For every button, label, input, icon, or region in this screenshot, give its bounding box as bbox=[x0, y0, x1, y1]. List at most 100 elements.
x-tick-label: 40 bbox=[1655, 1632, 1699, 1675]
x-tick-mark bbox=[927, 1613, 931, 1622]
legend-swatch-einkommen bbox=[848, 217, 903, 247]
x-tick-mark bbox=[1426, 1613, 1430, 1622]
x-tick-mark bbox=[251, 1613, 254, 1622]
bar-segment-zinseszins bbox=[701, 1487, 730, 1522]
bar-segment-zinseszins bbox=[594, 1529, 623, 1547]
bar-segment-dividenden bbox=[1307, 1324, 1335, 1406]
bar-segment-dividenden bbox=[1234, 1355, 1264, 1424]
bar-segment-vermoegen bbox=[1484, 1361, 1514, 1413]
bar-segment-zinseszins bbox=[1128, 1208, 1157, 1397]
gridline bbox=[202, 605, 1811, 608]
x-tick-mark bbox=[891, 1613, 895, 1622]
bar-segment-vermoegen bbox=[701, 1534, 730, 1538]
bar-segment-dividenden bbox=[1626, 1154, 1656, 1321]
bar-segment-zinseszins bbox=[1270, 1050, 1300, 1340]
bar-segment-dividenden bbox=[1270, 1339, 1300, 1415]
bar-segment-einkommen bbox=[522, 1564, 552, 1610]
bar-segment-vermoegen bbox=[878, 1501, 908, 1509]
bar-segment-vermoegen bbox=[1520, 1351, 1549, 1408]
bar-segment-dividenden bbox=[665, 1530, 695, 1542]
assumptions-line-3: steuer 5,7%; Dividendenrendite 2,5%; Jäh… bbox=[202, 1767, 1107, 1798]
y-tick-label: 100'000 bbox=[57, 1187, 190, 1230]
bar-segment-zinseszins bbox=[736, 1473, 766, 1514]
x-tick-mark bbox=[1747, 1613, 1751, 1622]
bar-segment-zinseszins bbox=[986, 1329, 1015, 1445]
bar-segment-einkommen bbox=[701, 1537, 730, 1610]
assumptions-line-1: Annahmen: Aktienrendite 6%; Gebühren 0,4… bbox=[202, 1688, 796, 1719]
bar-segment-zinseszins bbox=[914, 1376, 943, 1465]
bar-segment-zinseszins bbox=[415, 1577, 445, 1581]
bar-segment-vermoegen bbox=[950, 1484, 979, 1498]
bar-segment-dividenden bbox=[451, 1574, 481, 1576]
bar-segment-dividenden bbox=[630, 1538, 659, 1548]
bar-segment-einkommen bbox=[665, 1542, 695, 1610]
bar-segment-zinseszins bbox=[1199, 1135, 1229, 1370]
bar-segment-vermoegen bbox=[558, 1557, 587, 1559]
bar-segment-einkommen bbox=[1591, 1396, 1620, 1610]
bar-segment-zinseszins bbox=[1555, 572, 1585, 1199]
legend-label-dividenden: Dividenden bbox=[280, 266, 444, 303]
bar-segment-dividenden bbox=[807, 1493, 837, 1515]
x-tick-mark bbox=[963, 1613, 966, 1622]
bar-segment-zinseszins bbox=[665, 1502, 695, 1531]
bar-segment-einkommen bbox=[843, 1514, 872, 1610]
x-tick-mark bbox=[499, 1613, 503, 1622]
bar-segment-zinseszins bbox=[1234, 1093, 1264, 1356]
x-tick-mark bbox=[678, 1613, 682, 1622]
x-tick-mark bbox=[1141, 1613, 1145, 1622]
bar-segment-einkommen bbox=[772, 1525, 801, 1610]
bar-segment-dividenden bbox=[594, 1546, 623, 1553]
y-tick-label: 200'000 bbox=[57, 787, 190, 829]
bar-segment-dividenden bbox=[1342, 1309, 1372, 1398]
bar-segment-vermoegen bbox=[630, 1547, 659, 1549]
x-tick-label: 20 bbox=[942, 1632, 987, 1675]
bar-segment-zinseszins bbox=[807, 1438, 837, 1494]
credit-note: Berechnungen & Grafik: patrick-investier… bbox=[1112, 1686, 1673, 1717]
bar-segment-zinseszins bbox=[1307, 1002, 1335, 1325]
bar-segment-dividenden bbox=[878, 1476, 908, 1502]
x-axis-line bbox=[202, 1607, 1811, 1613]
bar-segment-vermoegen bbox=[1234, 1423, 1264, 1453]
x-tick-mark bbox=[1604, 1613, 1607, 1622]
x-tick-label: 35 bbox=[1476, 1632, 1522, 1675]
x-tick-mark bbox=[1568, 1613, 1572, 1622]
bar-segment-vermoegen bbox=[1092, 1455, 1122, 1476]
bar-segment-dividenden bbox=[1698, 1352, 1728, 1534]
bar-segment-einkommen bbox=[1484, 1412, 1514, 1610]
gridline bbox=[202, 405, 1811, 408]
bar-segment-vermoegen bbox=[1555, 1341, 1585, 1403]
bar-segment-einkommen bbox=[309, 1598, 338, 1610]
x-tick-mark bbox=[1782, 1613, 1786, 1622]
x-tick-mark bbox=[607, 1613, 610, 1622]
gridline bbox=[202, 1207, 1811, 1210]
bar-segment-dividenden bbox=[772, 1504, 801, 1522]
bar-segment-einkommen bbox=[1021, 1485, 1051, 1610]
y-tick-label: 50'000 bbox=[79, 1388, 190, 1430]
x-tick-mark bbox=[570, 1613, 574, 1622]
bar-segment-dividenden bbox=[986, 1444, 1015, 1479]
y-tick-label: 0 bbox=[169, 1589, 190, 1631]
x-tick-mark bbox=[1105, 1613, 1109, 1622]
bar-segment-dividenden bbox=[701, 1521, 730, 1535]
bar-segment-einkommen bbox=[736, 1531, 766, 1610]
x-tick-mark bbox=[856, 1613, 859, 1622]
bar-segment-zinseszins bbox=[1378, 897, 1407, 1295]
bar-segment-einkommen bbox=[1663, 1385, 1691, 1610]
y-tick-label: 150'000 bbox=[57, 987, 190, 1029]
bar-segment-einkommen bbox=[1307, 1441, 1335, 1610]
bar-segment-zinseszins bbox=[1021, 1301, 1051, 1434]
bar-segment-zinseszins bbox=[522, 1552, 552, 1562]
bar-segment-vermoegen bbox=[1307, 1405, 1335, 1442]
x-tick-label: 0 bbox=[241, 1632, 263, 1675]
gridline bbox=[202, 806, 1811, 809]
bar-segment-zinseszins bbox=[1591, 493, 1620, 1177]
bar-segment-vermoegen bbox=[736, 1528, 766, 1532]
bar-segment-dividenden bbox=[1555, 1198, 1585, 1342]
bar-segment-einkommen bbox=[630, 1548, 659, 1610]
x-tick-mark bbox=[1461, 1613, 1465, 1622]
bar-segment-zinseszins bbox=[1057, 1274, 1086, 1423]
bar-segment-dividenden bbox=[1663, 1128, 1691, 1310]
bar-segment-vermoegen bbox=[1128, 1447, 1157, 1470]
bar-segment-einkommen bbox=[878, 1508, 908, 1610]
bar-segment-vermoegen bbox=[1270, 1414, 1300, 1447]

+---+

Can you rewrite every line of the records above as a Markdown table with a "Row" column holding the row number and a "Record" column holding the line, leaving out any blank lines?

| Row | Record |
|---|---|
| 1 | For every button, label, input, icon, or region in this screenshot, give its bounding box as bbox=[x0, y0, x1, y1]. List at most 100 elements. |
| 2 | x-tick-label: 40 bbox=[1655, 1632, 1699, 1675] |
| 3 | x-tick-mark bbox=[927, 1613, 931, 1622] |
| 4 | legend-swatch-einkommen bbox=[848, 217, 903, 247] |
| 5 | x-tick-mark bbox=[1426, 1613, 1430, 1622] |
| 6 | x-tick-mark bbox=[251, 1613, 254, 1622] |
| 7 | bar-segment-zinseszins bbox=[701, 1487, 730, 1522] |
| 8 | bar-segment-zinseszins bbox=[594, 1529, 623, 1547] |
| 9 | bar-segment-dividenden bbox=[1307, 1324, 1335, 1406] |
| 10 | bar-segment-dividenden bbox=[1234, 1355, 1264, 1424] |
| 11 | bar-segment-vermoegen bbox=[1484, 1361, 1514, 1413] |
| 12 | bar-segment-zinseszins bbox=[1128, 1208, 1157, 1397] |
| 13 | gridline bbox=[202, 605, 1811, 608] |
| 14 | x-tick-mark bbox=[891, 1613, 895, 1622] |
| 15 | bar-segment-vermoegen bbox=[701, 1534, 730, 1538] |
| 16 | bar-segment-dividenden bbox=[1626, 1154, 1656, 1321] |
| 17 | bar-segment-zinseszins bbox=[1270, 1050, 1300, 1340] |
| 18 | bar-segment-dividenden bbox=[1270, 1339, 1300, 1415] |
| 19 | bar-segment-einkommen bbox=[522, 1564, 552, 1610] |
| 20 | bar-segment-vermoegen bbox=[878, 1501, 908, 1509] |
| 21 | bar-segment-vermoegen bbox=[1520, 1351, 1549, 1408] |
| 22 | bar-segment-dividenden bbox=[665, 1530, 695, 1542] |
| 23 | assumptions-line-3: steuer 5,7%; Dividendenrendite 2,5%; Jäh… bbox=[202, 1767, 1107, 1798] |
| 24 | y-tick-label: 100'000 bbox=[57, 1187, 190, 1230] |
| 25 | bar-segment-zinseszins bbox=[736, 1473, 766, 1514] |
| 26 | x-tick-mark bbox=[1747, 1613, 1751, 1622] |
| 27 | bar-segment-zinseszins bbox=[986, 1329, 1015, 1445] |
| 28 | bar-segment-einkommen bbox=[701, 1537, 730, 1610] |
| 29 | assumptions-line-1: Annahmen: Aktienrendite 6%; Gebühren 0,4… bbox=[202, 1688, 796, 1719] |
| 30 | bar-segment-zinseszins bbox=[914, 1376, 943, 1465] |
| 31 | bar-segment-zinseszins bbox=[415, 1577, 445, 1581] |
| 32 | bar-segment-vermoegen bbox=[950, 1484, 979, 1498] |
| 33 | bar-segment-dividenden bbox=[451, 1574, 481, 1576] |
| 34 | bar-segment-dividenden bbox=[630, 1538, 659, 1548] |
| 35 | bar-segment-einkommen bbox=[665, 1542, 695, 1610] |
| 36 | bar-segment-zinseszins bbox=[1199, 1135, 1229, 1370] |
| 37 | bar-segment-vermoegen bbox=[558, 1557, 587, 1559] |
| 38 | bar-segment-einkommen bbox=[1591, 1396, 1620, 1610] |
| 39 | bar-segment-zinseszins bbox=[1555, 572, 1585, 1199] |
| 40 | legend-label-dividenden: Dividenden bbox=[280, 266, 444, 303] |
| 41 | bar-segment-dividenden bbox=[807, 1493, 837, 1515] |
| 42 | x-tick-mark bbox=[963, 1613, 966, 1622] |
| 43 | bar-segment-zinseszins bbox=[665, 1502, 695, 1531] |
| 44 | bar-segment-einkommen bbox=[843, 1514, 872, 1610] |
| 45 | x-tick-mark bbox=[499, 1613, 503, 1622] |
| 46 | bar-segment-zinseszins bbox=[1234, 1093, 1264, 1356] |
| 47 | x-tick-mark bbox=[678, 1613, 682, 1622] |
| 48 | x-tick-mark bbox=[1141, 1613, 1145, 1622] |
| 49 | bar-segment-einkommen bbox=[772, 1525, 801, 1610] |
| 50 | bar-segment-dividenden bbox=[594, 1546, 623, 1553] |
| 51 | y-tick-label: 200'000 bbox=[57, 787, 190, 829] |
| 52 | bar-segment-dividenden bbox=[1342, 1309, 1372, 1398] |
| 53 | bar-segment-vermoegen bbox=[630, 1547, 659, 1549] |
| 54 | x-tick-label: 20 bbox=[942, 1632, 987, 1675] |
| 55 | bar-segment-zinseszins bbox=[807, 1438, 837, 1494] |
| 56 | credit-note: Berechnungen & Grafik: patrick-investier… bbox=[1112, 1686, 1673, 1717] |
| 57 | bar-segment-zinseszins bbox=[1307, 1002, 1335, 1325] |
| 58 | bar-segment-dividenden bbox=[878, 1476, 908, 1502] |
| 59 | x-axis-line bbox=[202, 1607, 1811, 1613] |
| 60 | bar-segment-vermoegen bbox=[1234, 1423, 1264, 1453] |
| 61 | x-tick-mark bbox=[1604, 1613, 1607, 1622] |
| 62 | x-tick-label: 35 bbox=[1476, 1632, 1522, 1675] |
| 63 | x-tick-mark bbox=[1568, 1613, 1572, 1622] |
| 64 | bar-segment-vermoegen bbox=[1092, 1455, 1122, 1476] |
| 65 | bar-segment-dividenden bbox=[1698, 1352, 1728, 1534] |
| 66 | bar-segment-einkommen bbox=[1484, 1412, 1514, 1610] |
| 67 | gridline bbox=[202, 405, 1811, 408] |
| 68 | bar-segment-vermoegen bbox=[1555, 1341, 1585, 1403] |
| 69 | bar-segment-einkommen bbox=[309, 1598, 338, 1610] |
| 70 | x-tick-mark bbox=[1782, 1613, 1786, 1622] |
| 71 | x-tick-mark bbox=[607, 1613, 610, 1622] |
| 72 | gridline bbox=[202, 1207, 1811, 1210] |
| 73 | bar-segment-dividenden bbox=[772, 1504, 801, 1522] |
| 74 | bar-segment-einkommen bbox=[1021, 1485, 1051, 1610] |
| 75 | y-tick-label: 50'000 bbox=[79, 1388, 190, 1430] |
| 76 | x-tick-mark bbox=[570, 1613, 574, 1622] |
| 77 | bar-segment-dividenden bbox=[986, 1444, 1015, 1479] |
| 78 | y-tick-label: 0 bbox=[169, 1589, 190, 1631] |
| 79 | x-tick-mark bbox=[1105, 1613, 1109, 1622] |
| 80 | bar-segment-dividenden bbox=[701, 1521, 730, 1535] |
| 81 | bar-segment-einkommen bbox=[736, 1531, 766, 1610] |
| 82 | x-tick-mark bbox=[856, 1613, 859, 1622] |
| 83 | bar-segment-zinseszins bbox=[1378, 897, 1407, 1295] |
| 84 | bar-segment-einkommen bbox=[1663, 1385, 1691, 1610] |
| 85 | y-tick-label: 150'000 bbox=[57, 987, 190, 1029] |
| 86 | bar-segment-einkommen bbox=[1307, 1441, 1335, 1610] |
| 87 | bar-segment-zinseszins bbox=[1021, 1301, 1051, 1434] |
| 88 | bar-segment-zinseszins bbox=[522, 1552, 552, 1562] |
| 89 | bar-segment-vermoegen bbox=[1307, 1405, 1335, 1442] |
| 90 | x-tick-label: 0 bbox=[241, 1632, 263, 1675] |
| 91 | gridline bbox=[202, 806, 1811, 809] |
| 92 | bar-segment-zinseszins bbox=[1591, 493, 1620, 1177] |
| 93 | bar-segment-vermoegen bbox=[736, 1528, 766, 1532] |
| 94 | bar-segment-dividenden bbox=[1555, 1198, 1585, 1342] |
| 95 | bar-segment-einkommen bbox=[630, 1548, 659, 1610] |
| 96 | x-tick-mark bbox=[1461, 1613, 1465, 1622] |
| 97 | bar-segment-zinseszins bbox=[1057, 1274, 1086, 1423] |
| 98 | bar-segment-dividenden bbox=[1663, 1128, 1691, 1310] |
| 99 | bar-segment-vermoegen bbox=[1128, 1447, 1157, 1470] |
| 100 | bar-segment-einkommen bbox=[878, 1508, 908, 1610] |
| 101 | bar-segment-vermoegen bbox=[1270, 1414, 1300, 1447] |